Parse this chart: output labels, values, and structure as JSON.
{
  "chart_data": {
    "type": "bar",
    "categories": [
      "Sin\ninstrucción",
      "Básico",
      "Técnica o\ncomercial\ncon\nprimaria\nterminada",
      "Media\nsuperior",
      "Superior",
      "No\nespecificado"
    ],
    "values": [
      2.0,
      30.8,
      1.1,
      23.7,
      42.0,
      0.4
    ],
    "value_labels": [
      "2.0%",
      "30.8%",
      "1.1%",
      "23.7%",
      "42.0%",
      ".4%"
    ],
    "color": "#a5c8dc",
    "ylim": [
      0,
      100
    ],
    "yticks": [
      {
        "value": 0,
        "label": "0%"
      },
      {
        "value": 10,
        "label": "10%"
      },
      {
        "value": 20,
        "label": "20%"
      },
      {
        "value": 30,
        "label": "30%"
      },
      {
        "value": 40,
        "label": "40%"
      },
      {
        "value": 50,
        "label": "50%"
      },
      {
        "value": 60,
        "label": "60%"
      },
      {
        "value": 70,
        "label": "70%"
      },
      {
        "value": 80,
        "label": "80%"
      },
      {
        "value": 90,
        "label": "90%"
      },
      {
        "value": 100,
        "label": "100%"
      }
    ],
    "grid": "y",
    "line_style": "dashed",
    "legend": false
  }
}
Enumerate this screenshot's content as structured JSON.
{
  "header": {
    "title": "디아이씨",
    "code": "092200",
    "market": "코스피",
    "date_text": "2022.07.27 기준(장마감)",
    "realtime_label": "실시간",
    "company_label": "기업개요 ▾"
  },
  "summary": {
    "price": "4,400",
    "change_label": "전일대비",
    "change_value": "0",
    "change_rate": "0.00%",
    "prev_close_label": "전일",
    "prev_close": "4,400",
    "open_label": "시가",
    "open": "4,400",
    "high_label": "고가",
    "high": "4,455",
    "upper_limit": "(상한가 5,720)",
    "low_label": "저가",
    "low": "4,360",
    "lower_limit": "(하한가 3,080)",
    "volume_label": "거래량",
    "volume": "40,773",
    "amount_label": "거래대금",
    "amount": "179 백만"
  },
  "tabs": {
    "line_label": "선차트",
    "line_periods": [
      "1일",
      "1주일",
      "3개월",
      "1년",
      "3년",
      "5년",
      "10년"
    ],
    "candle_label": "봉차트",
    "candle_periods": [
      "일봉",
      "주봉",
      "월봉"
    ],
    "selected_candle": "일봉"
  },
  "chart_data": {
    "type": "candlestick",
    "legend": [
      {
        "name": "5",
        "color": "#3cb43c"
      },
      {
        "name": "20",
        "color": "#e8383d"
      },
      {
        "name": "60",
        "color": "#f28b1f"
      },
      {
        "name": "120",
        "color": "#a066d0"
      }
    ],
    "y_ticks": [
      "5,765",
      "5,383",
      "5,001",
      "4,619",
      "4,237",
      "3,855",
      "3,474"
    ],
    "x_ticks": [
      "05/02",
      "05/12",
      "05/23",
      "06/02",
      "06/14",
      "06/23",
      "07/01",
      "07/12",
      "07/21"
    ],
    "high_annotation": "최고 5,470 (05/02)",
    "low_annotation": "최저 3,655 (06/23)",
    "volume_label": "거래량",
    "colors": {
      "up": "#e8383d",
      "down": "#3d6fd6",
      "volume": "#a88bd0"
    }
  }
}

Task directions
Pull out each record as written and restate it exactly.

Written solution
Parse this chart: output labels, values, and structure as JSON.
{
  "chart_data": {
    "type": "bar",
    "categories": [
      "Sin\ninstrucción",
      "Básico",
      "Técnica o\ncomercial\ncon\nprimaria\nterminada",
      "Media\nsuperior",
      "Superior",
      "No\nespecificado"
    ],
    "values": [
      2.0,
      30.8,
      1.1,
      23.7,
      42.0,
      0.4
    ],
    "value_labels": [
      "2.0%",
      "30.8%",
      "1.1%",
      "23.7%",
      "42.0%",
      ".4%"
    ],
    "color": "#a5c8dc",
    "ylim": [
      0,
      100
    ],
    "yticks": [
      {
        "value": 0,
        "label": "0%"
      },
      {
        "value": 10,
        "label": "10%"
      },
      {
        "value": 20,
        "label": "20%"
      },
      {
        "value": 30,
        "label": "30%"
      },
      {
        "value": 40,
        "label": "40%"
      },
      {
        "value": 50,
        "label": "50%"
      },
      {
        "value": 60,
        "label": "60%"
      },
      {
        "value": 70,
        "label": "70%"
      },
      {
        "value": 80,
        "label": "80%"
      },
      {
        "value": 90,
        "label": "90%"
      },
      {
        "value": 100,
        "label": "100%"
      }
    ],
    "grid": "y",
    "line_style": "dashed",
    "legend": false
  }
}
Enumerate this screenshot's content as structured JSON.
{
  "header": {
    "title": "디아이씨",
    "code": "092200",
    "market": "코스피",
    "date_text": "2022.07.27 기준(장마감)",
    "realtime_label": "실시간",
    "company_label": "기업개요 ▾"
  },
  "summary": {
    "price": "4,400",
    "change_label": "전일대비",
    "change_value": "0",
    "change_rate": "0.00%",
    "prev_close_label": "전일",
    "prev_close": "4,400",
    "open_label": "시가",
    "open": "4,400",
    "high_label": "고가",
    "high": "4,455",
    "upper_limit": "(상한가 5,720)",
    "low_label": "저가",
    "low": "4,360",
    "lower_limit": "(하한가 3,080)",
    "volume_label": "거래량",
    "volume": "40,773",
    "amount_label": "거래대금",
    "amount": "179 백만"
  },
  "tabs": {
    "line_label": "선차트",
    "line_periods": [
      "1일",
      "1주일",
      "3개월",
      "1년",
      "3년",
      "5년",
      "10년"
    ],
    "candle_label": "봉차트",
    "candle_periods": [
      "일봉",
      "주봉",
      "월봉"
    ],
    "selected_candle": "일봉"
  },
  "chart_data": {
    "type": "candlestick",
    "legend": [
      {
        "name": "5",
        "color": "#3cb43c"
      },
      {
        "name": "20",
        "color": "#e8383d"
      },
      {
        "name": "60",
        "color": "#f28b1f"
      },
      {
        "name": "120",
        "color": "#a066d0"
      }
    ],
    "y_ticks": [
      "5,765",
      "5,383",
      "5,001",
      "4,619",
      "4,237",
      "3,855",
      "3,474"
    ],
    "x_ticks": [
      "05/02",
      "05/12",
      "05/23",
      "06/02",
      "06/14",
      "06/23",
      "07/01",
      "07/12",
      "07/21"
    ],
    "high_annotation": "최고 5,470 (05/02)",
    "low_annotation": "최저 3,655 (06/23)",
    "volume_label": "거래량",
    "colors": {
      "up": "#e8383d",
      "down": "#3d6fd6",
      "volume": "#a88bd0"
    }
  }
}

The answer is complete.